━━ PROVIDED MATERIAL

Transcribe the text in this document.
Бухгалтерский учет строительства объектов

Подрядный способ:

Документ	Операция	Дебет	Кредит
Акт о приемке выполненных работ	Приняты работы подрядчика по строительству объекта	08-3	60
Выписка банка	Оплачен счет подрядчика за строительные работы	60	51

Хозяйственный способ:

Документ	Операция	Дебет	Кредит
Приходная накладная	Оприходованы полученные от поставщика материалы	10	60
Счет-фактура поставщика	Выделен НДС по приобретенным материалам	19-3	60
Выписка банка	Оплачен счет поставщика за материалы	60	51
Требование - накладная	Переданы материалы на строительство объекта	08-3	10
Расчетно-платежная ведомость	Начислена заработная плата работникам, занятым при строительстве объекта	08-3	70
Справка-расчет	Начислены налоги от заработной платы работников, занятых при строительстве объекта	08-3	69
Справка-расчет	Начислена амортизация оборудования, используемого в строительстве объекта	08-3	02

━━━━

* [WRITTEN EXERCISE] Identify each line in the entries with the word "Оплачен" and copy it.

* [FULL SOLUTION]
Выписка банка	Оплачен счет подрядчика за строительные работы	60	51
Выписка банка	Оплачен счет поставщика за материалы	60	51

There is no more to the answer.